Exercise aim:
Identify, in the records below, every line where the string "label" appears, and copy each such line.
======== Data listing ========
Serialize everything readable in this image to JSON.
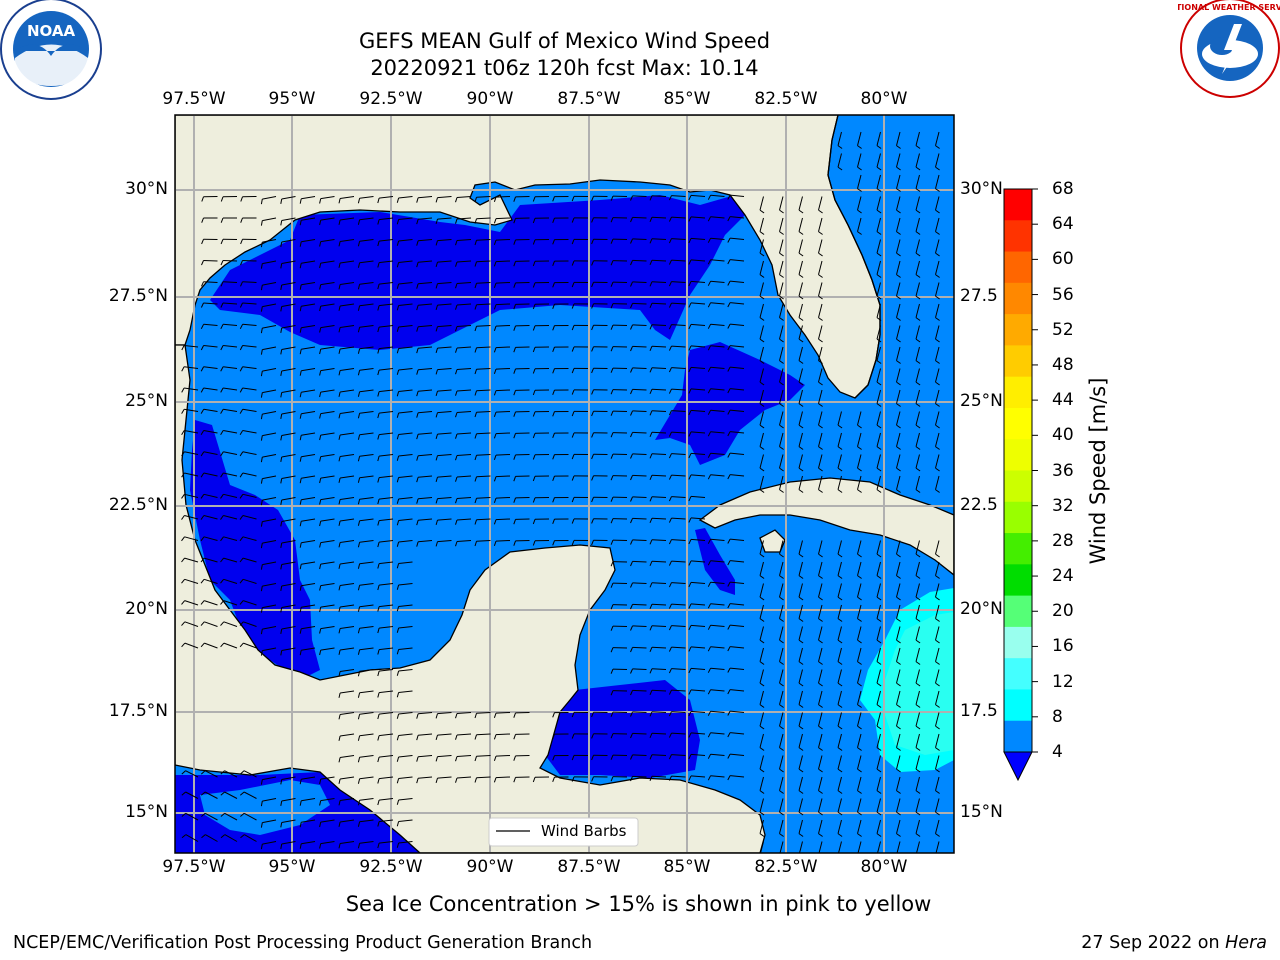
{
  "title": {
    "line1": "GEFS MEAN Gulf of Mexico Wind Speed",
    "line2": "20220921 t06z 120h fcst   Max: 10.14"
  },
  "axes": {
    "longitude_ticks": [
      "97.5°W",
      "95°W",
      "92.5°W",
      "90°W",
      "87.5°W",
      "85°W",
      "82.5°W",
      "80°W"
    ],
    "latitude_ticks_left": [
      "30°N",
      "27.5°N",
      "25°N",
      "22.5°N",
      "20°N",
      "17.5°N",
      "15°N"
    ],
    "latitude_ticks_right": [
      "30°N",
      "27.5",
      "25°N",
      "22.5",
      "20°N",
      "17.5",
      "15°N"
    ]
  },
  "legend": {
    "label": "Wind Barbs"
  },
  "colorbar": {
    "label": "Wind Speed [m/s]",
    "ticks": [
      "68",
      "64",
      "60",
      "56",
      "52",
      "48",
      "44",
      "40",
      "36",
      "32",
      "28",
      "24",
      "20",
      "16",
      "12",
      "8",
      "4"
    ],
    "colors": [
      "#ff0000",
      "#ff3300",
      "#ff6600",
      "#ff8800",
      "#ffaa00",
      "#ffcc00",
      "#ffee00",
      "#ffff00",
      "#eeff00",
      "#ccff00",
      "#99ff00",
      "#44ee00",
      "#00dd00",
      "#55ff77",
      "#99ffee",
      "#44ffff",
      "#00ffff",
      "#0088ff"
    ],
    "extend_color": "#0000ff"
  },
  "note": "Sea Ice Concentration > 15% is shown in pink to yellow",
  "footer": {
    "left": "NCEP/EMC/Verification Post Processing Product Generation Branch",
    "right_date": "27 Sep 2022 on ",
    "right_host": "Hera"
  },
  "logos": {
    "left": "NOAA",
    "right": "NATIONAL WEATHER SERVICE"
  },
  "colors": {
    "land": "#eeeedd",
    "wind_4_8": "#0088ff",
    "wind_below_4": "#0000ee",
    "wind_8_12": "#00ffff",
    "grid": "#b0b0b0"
  }
}
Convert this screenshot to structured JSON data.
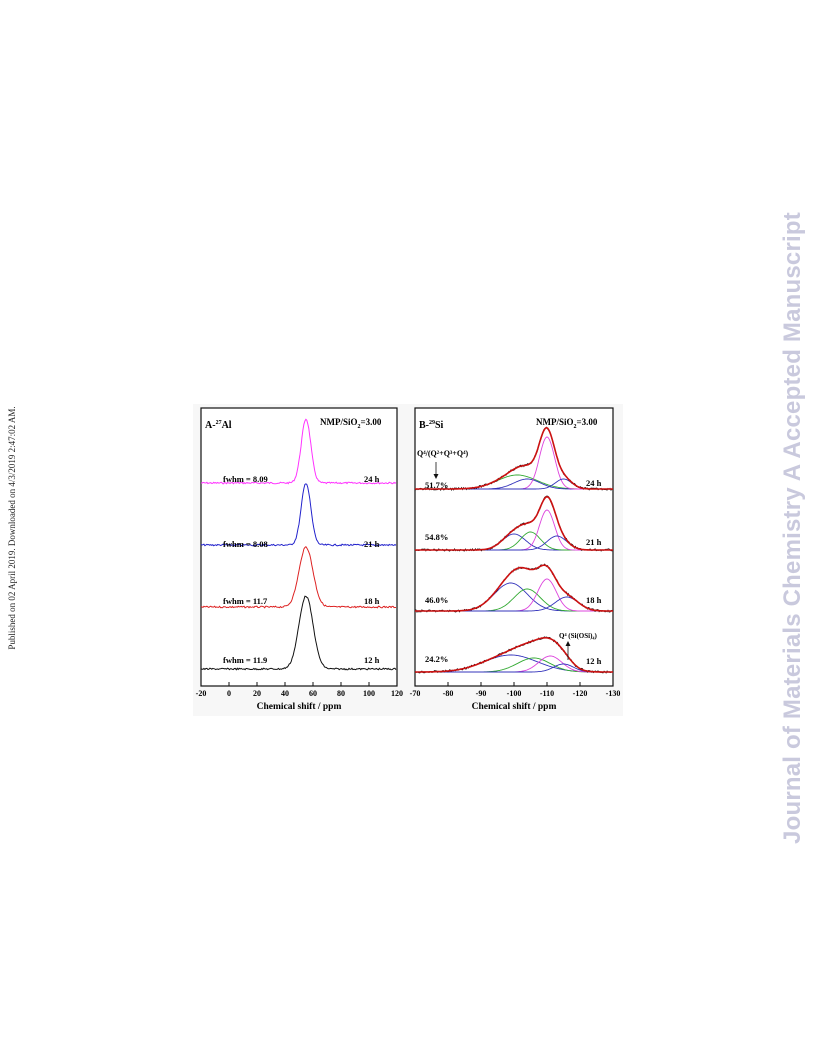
========
Result of the exercise:
    "label": "Wind Barbs"
    "label": "Wind Speed [m/s]",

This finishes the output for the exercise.